### Data shown ###
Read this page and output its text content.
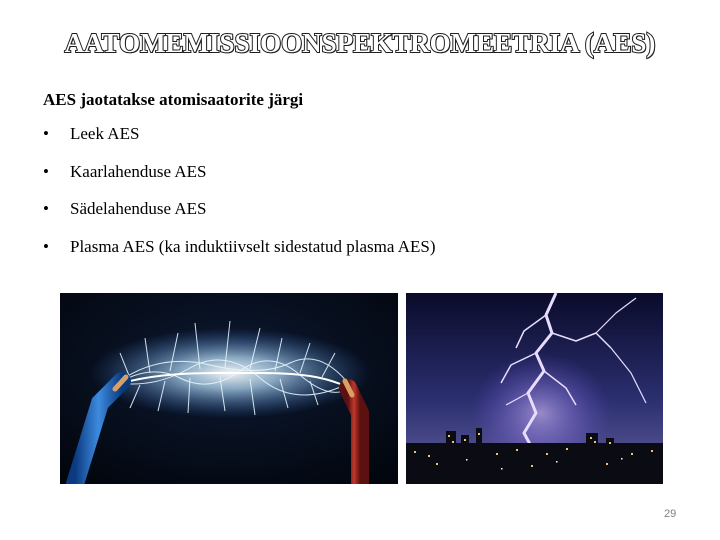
AATOMEMISSIOONSPEKTROMEETRIA (AES)
AES jaotatakse atomisaatorite järgi
•	Leek AES
•	Kaarlahenduse AES
•	Sädelahenduse AES
•	Plasma AES (ka induktiivselt sidestatud plasma AES)
29
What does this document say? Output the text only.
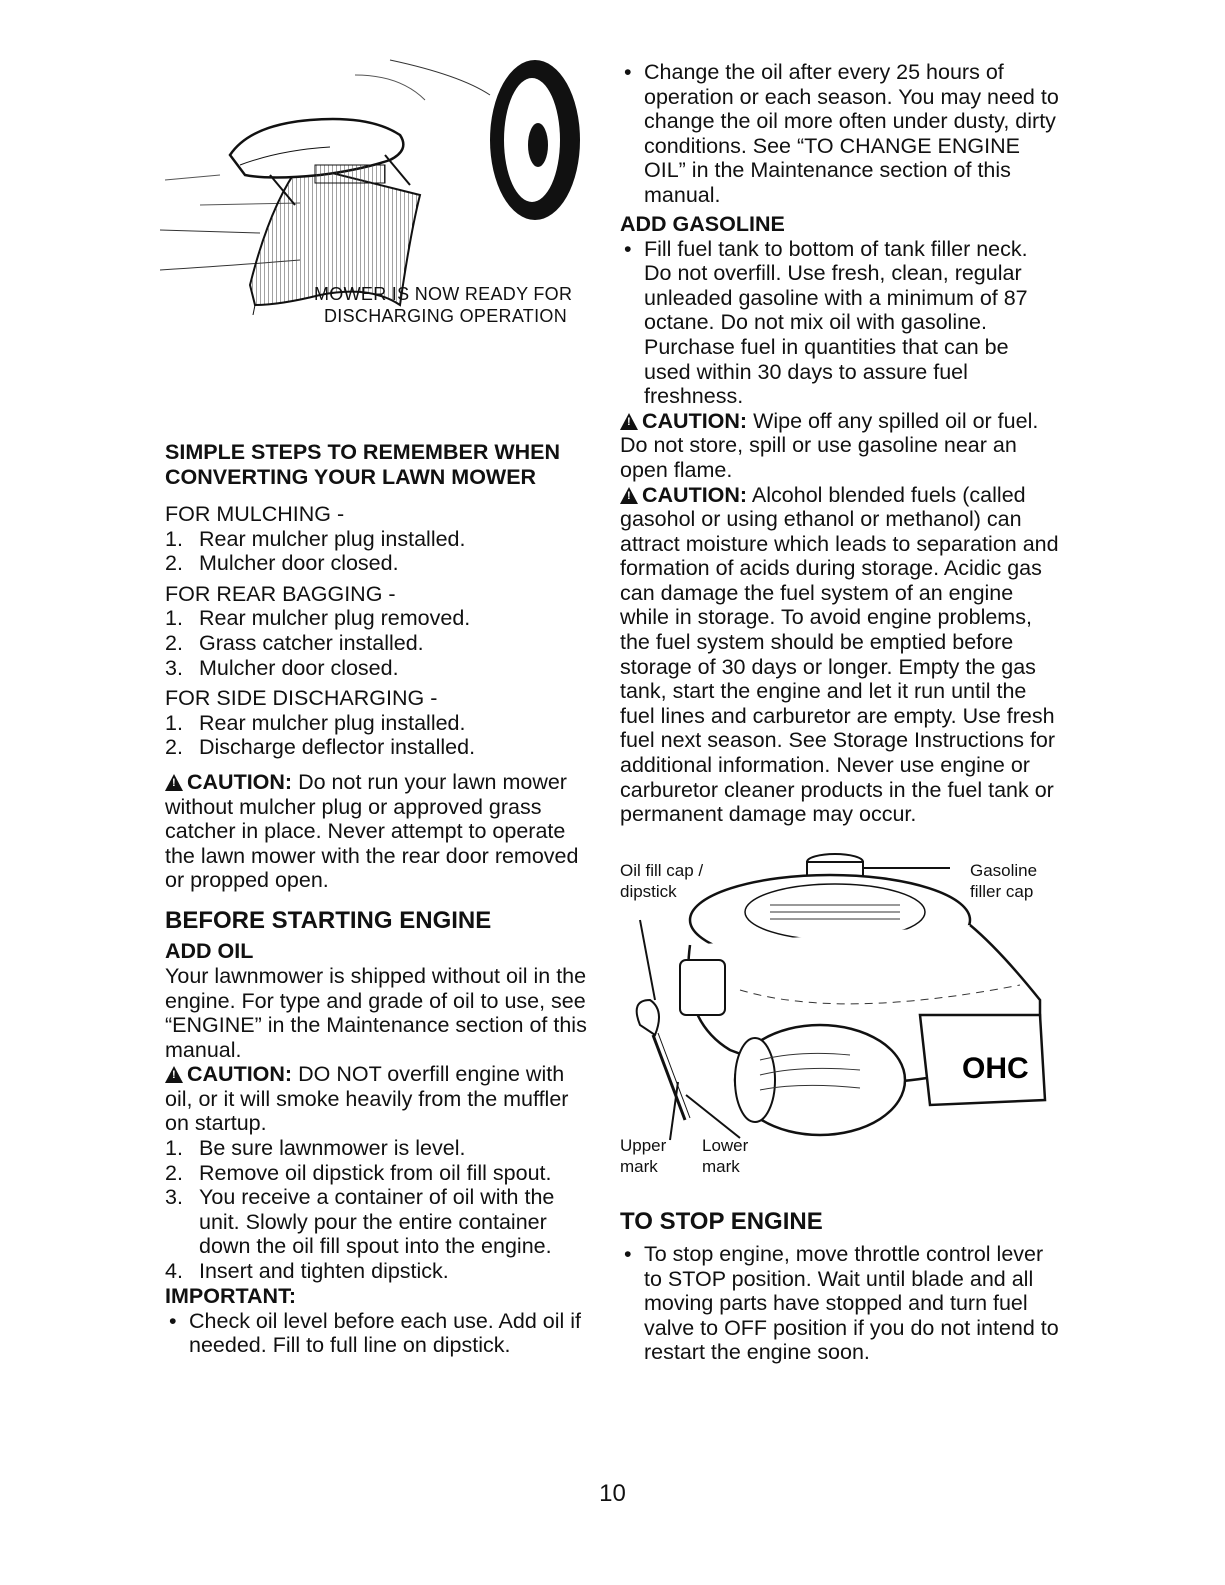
MOWER IS NOW READY FOR
DISCHARGING OPERATION

SIMPLE STEPS TO REMEMBER WHEN

CONVERTING YOUR LAWN MOWER

FOR MULCHING -

1. Rear mulcher plug installed.
2. Mulcher door closed.

FOR REAR BAGGING -

1. Rear mulcher plug removed.
2. Grass catcher installed.
3. Mulcher door closed.

FOR SIDE DISCHARGING -

1. Rear mulcher plug installed.
2. Discharge deflector installed.

!CAUTION: Do not run your lawn mower without mulcher plug or approved grass catcher in place. Never attempt to operate the lawn mower with the rear door removed or propped open.

BEFORE STARTING ENGINE

ADD OIL

Your lawnmower is shipped without oil in the engine. For type and grade of oil to use, see “ENGINE” in the Maintenance section of this manual.

!CAUTION: DO NOT overfill engine with oil, or it will smoke heavily from the muffler on startup.

1. Be sure lawnmower is level.
2. Remove oil dipstick from oil fill spout.
3. You receive a container of oil with the unit. Slowly pour the entire container down the oil fill spout into the engine.
4. Insert and tighten dipstick.

IMPORTANT:

• Check oil level before each use. Add oil if needed. Fill to full line on dipstick.
• Change the oil after every 25 hours of operation or each season. You may need to change the oil more often under dusty, dirty conditions. See “TO CHANGE ENGINE OIL” in the Maintenance section of this manual.

ADD GASOLINE

• Fill fuel tank to bottom of tank filler neck. Do not overfill. Use fresh, clean, regular unleaded gasoline with a minimum of 87 octane. Do not mix oil with gasoline. Purchase fuel in quantities that can be used within 30 days to assure fuel freshness.

!CAUTION: Wipe off any spilled oil or fuel. Do not store, spill or use gasoline near an open flame.

!CAUTION: Alcohol blended fuels (called gasohol or using ethanol or methanol) can attract moisture which leads to separation and formation of acids during storage. Acidic gas can damage the fuel system of an engine while in storage. To avoid engine problems, the fuel system should be emptied before storage of 30 days or longer. Empty the gas tank, start the engine and let it run until the fuel lines and carburetor are empty. Use fresh fuel next season. See Storage Instructions for additional information. Never use engine or carburetor cleaner products in the fuel tank or permanent damage may occur.

OHC
Oil fill cap /
dipstick
Gasoline
filler cap
Upper
mark
Lower
mark

TO STOP ENGINE

• To stop engine, move throttle control lever to STOP position. Wait until blade and all moving parts have stopped and turn fuel valve to OFF position if you do not intend to restart the engine soon.
10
###
> _Task objective_
Would you set down the listing exactly, omitting pictures?

> _Exercise response_
Read this page and output its text content.
AATOMEMISSIOONSPEKTROMEETRIA (AES)
AES jaotatakse atomisaatorite järgi
•	Leek AES
•	Kaarlahenduse AES
•	Sädelahenduse AES
•	Plasma AES (ka induktiivselt sidestatud plasma AES)
29
What does this document say? Output the text only.
MOWER IS NOW READY FOR
DISCHARGING OPERATION

SIMPLE STEPS TO REMEMBER WHEN

CONVERTING YOUR LAWN MOWER

FOR MULCHING -

1. Rear mulcher plug installed.
2. Mulcher door closed.

FOR REAR BAGGING -

1. Rear mulcher plug removed.
2. Grass catcher installed.
3. Mulcher door closed.

FOR SIDE DISCHARGING -

1. Rear mulcher plug installed.
2. Discharge deflector installed.

!CAUTION: Do not run your lawn mower without mulcher plug or approved grass catcher in place. Never attempt to operate the lawn mower with the rear door removed or propped open.

BEFORE STARTING ENGINE

ADD OIL

Your lawnmower is shipped without oil in the engine. For type and grade of oil to use, see “ENGINE” in the Maintenance section of this manual.

!CAUTION: DO NOT overfill engine with oil, or it will smoke heavily from the muffler on startup.

1. Be sure lawnmower is level.
2. Remove oil dipstick from oil fill spout.
3. You receive a container of oil with the unit. Slowly pour the entire container down the oil fill spout into the engine.
4. Insert and tighten dipstick.

IMPORTANT:

• Check oil level before each use. Add oil if needed. Fill to full line on dipstick.
• Change the oil after every 25 hours of operation or each season. You may need to change the oil more often under dusty, dirty conditions. See “TO CHANGE ENGINE OIL” in the Maintenance section of this manual.

ADD GASOLINE

• Fill fuel tank to bottom of tank filler neck. Do not overfill. Use fresh, clean, regular unleaded gasoline with a minimum of 87 octane. Do not mix oil with gasoline. Purchase fuel in quantities that can be used within 30 days to assure fuel freshness.

!CAUTION: Wipe off any spilled oil or fuel. Do not store, spill or use gasoline near an open flame.

!CAUTION: Alcohol blended fuels (called gasohol or using ethanol or methanol) can attract moisture which leads to separation and formation of acids during storage. Acidic gas can damage the fuel system of an engine while in storage. To avoid engine problems, the fuel system should be emptied before storage of 30 days or longer. Empty the gas tank, start the engine and let it run until the fuel lines and carburetor are empty. Use fresh fuel next season. See Storage Instructions for additional information. Never use engine or carburetor cleaner products in the fuel tank or permanent damage may occur.

OHC
Oil fill cap /
dipstick
Gasoline
filler cap
Upper
mark
Lower
mark

TO STOP ENGINE

• To stop engine, move throttle control lever to STOP position. Wait until blade and all moving parts have stopped and turn fuel valve to OFF position if you do not intend to restart the engine soon.
10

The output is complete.